▸ **DATASET EXTRACT**
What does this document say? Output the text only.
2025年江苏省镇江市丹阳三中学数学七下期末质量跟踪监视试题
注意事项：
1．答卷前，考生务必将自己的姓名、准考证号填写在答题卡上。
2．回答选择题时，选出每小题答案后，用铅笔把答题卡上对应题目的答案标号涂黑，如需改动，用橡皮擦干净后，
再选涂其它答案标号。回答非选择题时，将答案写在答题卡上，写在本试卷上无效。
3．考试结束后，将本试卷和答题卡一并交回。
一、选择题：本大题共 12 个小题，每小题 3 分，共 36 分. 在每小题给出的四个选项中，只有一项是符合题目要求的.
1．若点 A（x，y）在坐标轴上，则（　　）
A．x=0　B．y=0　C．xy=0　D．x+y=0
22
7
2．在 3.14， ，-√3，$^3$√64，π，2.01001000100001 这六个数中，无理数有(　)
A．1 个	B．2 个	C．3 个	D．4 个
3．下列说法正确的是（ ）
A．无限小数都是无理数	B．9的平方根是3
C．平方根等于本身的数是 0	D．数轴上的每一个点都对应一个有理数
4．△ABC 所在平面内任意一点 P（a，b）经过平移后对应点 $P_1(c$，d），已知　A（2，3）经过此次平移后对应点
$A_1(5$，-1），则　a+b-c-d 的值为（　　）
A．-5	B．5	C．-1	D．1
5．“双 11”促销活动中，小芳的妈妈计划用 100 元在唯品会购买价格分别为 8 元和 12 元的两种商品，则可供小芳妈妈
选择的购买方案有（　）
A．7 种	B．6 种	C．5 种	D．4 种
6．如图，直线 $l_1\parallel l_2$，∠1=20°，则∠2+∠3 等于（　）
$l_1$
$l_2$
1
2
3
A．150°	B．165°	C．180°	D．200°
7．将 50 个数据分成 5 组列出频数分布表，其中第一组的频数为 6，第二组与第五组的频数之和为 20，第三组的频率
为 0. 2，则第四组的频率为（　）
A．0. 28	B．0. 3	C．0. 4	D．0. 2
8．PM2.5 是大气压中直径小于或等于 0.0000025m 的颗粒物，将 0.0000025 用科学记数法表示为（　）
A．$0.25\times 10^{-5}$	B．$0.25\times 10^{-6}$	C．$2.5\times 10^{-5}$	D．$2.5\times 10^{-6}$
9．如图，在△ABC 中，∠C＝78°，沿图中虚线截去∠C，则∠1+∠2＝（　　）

▸ **WRITTEN REQUEST**
Copy out each record, keeping every word as it is.

▸ **TASK OUTPUT**
What does this document say? Output the text only.
2025年江苏省镇江市丹阳三中学数学七下期末质量跟踪监视试题
注意事项：
1．答卷前，考生务必将自己的姓名、准考证号填写在答题卡上。
2．回答选择题时，选出每小题答案后，用铅笔把答题卡上对应题目的答案标号涂黑，如需改动，用橡皮擦干净后，
再选涂其它答案标号。回答非选择题时，将答案写在答题卡上，写在本试卷上无效。
3．考试结束后，将本试卷和答题卡一并交回。
一、选择题：本大题共 12 个小题，每小题 3 分，共 36 分. 在每小题给出的四个选项中，只有一项是符合题目要求的.
1．若点 A（x，y）在坐标轴上，则（　　）
A．x=0　B．y=0　C．xy=0　D．x+y=0
22
7
2．在 3.14， ，-√3，$^3$√64，π，2.01001000100001 这六个数中，无理数有(　)
A．1 个	B．2 个	C．3 个	D．4 个
3．下列说法正确的是（ ）
A．无限小数都是无理数	B．9的平方根是3
C．平方根等于本身的数是 0	D．数轴上的每一个点都对应一个有理数
4．△ABC 所在平面内任意一点 P（a，b）经过平移后对应点 $P_1(c$，d），已知　A（2，3）经过此次平移后对应点
$A_1(5$，-1），则　a+b-c-d 的值为（　　）
A．-5	B．5	C．-1	D．1
5．“双 11”促销活动中，小芳的妈妈计划用 100 元在唯品会购买价格分别为 8 元和 12 元的两种商品，则可供小芳妈妈
选择的购买方案有（　）
A．7 种	B．6 种	C．5 种	D．4 种
6．如图，直线 $l_1\parallel l_2$，∠1=20°，则∠2+∠3 等于（　）
$l_1$
$l_2$
1
2
3
A．150°	B．165°	C．180°	D．200°
7．将 50 个数据分成 5 组列出频数分布表，其中第一组的频数为 6，第二组与第五组的频数之和为 20，第三组的频率
为 0. 2，则第四组的频率为（　）
A．0. 28	B．0. 3	C．0. 4	D．0. 2
8．PM2.5 是大气压中直径小于或等于 0.0000025m 的颗粒物，将 0.0000025 用科学记数法表示为（　）
A．$0.25\times 10^{-5}$	B．$0.25\times 10^{-6}$	C．$2.5\times 10^{-5}$	D．$2.5\times 10^{-6}$
9．如图，在△ABC 中，∠C＝78°，沿图中虚线截去∠C，则∠1+∠2＝（　　）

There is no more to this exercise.